>> begin Stored records
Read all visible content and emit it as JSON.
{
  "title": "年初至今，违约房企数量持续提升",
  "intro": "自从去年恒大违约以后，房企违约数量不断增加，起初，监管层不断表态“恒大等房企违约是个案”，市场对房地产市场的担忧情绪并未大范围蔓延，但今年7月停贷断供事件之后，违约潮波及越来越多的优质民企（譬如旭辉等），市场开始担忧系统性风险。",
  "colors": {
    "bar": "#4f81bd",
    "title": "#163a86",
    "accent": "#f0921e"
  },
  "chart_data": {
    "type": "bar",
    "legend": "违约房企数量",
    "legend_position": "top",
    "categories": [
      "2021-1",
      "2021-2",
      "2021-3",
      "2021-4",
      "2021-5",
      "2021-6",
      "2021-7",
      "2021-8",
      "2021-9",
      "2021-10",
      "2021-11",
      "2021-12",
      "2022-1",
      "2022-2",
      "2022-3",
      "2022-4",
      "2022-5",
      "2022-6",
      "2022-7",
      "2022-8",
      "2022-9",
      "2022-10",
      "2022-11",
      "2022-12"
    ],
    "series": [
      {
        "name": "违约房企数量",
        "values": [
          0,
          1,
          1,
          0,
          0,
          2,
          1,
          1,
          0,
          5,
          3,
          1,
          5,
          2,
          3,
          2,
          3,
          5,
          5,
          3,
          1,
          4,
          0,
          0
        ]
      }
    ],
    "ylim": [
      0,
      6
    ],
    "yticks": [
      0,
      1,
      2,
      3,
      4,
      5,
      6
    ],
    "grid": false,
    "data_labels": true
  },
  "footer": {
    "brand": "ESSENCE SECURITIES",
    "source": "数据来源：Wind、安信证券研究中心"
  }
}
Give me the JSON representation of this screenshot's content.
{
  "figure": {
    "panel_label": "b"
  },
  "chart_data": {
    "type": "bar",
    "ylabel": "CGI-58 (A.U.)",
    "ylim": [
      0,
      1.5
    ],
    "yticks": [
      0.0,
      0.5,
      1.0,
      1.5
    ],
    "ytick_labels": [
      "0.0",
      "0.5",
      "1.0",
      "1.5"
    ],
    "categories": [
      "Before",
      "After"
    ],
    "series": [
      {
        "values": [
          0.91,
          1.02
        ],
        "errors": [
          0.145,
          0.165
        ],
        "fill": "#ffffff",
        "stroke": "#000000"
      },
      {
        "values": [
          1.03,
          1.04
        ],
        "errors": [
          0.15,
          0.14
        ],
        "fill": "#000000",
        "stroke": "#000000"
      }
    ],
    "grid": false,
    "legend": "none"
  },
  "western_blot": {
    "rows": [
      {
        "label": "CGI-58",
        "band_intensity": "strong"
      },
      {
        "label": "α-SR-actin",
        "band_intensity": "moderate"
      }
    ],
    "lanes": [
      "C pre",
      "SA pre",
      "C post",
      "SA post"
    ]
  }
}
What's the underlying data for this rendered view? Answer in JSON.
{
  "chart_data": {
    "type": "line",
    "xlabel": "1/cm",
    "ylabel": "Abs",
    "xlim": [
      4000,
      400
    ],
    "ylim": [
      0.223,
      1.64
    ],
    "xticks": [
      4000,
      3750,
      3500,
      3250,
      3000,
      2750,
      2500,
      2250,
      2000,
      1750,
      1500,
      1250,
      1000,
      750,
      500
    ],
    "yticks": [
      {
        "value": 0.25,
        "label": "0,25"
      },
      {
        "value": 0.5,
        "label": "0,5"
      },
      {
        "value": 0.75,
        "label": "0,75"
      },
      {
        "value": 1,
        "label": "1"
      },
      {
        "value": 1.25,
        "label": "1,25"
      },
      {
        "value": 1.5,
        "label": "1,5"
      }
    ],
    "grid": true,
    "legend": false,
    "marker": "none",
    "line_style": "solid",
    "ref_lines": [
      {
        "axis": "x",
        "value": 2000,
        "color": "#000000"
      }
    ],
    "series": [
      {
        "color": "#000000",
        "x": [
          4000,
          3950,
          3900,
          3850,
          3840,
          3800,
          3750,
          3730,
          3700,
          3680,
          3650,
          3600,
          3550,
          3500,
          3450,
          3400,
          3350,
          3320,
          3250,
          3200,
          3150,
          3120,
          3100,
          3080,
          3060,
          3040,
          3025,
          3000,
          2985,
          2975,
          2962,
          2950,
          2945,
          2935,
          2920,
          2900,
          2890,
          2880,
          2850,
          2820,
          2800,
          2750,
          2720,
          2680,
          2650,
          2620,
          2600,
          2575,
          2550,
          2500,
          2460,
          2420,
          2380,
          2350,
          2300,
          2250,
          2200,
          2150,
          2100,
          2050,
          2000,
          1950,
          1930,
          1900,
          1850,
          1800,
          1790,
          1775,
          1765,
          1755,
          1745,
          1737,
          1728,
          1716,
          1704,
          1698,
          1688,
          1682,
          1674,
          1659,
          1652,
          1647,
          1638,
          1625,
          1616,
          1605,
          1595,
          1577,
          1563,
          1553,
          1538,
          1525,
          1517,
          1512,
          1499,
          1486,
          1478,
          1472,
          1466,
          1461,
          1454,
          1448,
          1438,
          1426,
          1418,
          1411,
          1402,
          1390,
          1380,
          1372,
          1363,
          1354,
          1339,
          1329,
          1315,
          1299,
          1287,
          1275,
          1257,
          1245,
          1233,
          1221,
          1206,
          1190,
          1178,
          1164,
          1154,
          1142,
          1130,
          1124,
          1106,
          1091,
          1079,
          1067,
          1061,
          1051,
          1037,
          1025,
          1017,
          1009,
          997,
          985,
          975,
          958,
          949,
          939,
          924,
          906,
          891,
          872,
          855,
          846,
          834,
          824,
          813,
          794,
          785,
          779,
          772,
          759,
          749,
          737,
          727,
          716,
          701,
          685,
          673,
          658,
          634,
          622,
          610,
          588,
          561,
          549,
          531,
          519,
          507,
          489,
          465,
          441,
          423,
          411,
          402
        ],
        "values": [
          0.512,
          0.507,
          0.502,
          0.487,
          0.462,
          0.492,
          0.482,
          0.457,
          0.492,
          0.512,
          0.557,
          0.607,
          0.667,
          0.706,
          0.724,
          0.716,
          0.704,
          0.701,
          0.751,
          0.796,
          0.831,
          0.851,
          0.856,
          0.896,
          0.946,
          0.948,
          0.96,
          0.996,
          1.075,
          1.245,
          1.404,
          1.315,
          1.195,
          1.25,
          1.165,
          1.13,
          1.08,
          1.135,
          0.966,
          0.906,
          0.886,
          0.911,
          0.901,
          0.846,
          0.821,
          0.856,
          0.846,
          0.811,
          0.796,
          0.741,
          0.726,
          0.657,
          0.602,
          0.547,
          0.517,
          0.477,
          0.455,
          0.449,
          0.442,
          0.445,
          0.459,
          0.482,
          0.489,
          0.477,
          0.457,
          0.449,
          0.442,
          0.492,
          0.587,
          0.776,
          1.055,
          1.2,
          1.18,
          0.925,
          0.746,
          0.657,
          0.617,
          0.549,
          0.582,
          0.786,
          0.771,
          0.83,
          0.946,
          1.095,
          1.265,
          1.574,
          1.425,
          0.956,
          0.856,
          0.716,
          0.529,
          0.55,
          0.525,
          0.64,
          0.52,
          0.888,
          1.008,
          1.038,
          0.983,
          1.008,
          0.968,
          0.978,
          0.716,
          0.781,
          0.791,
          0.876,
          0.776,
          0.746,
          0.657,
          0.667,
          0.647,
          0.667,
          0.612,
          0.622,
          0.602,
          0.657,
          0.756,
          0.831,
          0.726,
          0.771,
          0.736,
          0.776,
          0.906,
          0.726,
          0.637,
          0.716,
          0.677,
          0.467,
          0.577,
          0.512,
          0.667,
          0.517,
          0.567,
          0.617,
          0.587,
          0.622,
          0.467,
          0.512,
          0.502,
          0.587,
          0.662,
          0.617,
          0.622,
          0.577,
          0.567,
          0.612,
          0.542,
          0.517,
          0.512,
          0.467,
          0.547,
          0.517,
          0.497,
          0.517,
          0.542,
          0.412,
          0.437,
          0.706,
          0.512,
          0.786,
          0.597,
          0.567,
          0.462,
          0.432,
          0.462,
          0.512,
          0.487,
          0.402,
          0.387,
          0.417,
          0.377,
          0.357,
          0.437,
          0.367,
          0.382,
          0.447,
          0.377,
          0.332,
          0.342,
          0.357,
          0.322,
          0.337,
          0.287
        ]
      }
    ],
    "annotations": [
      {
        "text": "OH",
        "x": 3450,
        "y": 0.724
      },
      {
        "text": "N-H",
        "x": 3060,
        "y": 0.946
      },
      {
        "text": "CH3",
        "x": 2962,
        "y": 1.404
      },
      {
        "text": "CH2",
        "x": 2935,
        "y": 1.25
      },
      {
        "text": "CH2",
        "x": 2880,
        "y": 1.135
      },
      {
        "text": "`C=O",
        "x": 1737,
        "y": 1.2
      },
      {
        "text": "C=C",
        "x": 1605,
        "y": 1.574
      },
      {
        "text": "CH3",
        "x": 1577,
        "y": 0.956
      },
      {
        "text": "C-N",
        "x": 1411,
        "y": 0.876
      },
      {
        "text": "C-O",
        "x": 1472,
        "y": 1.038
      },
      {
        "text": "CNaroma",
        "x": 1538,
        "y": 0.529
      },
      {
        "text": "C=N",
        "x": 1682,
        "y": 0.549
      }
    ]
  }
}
>> end Stored records
_Aim_: List all lines in the material containing the string "this".

_Output of the task_:
Give me the JSON representation of this screenshot's content.
What's the underlying data for this rendered view? Answer in JSON.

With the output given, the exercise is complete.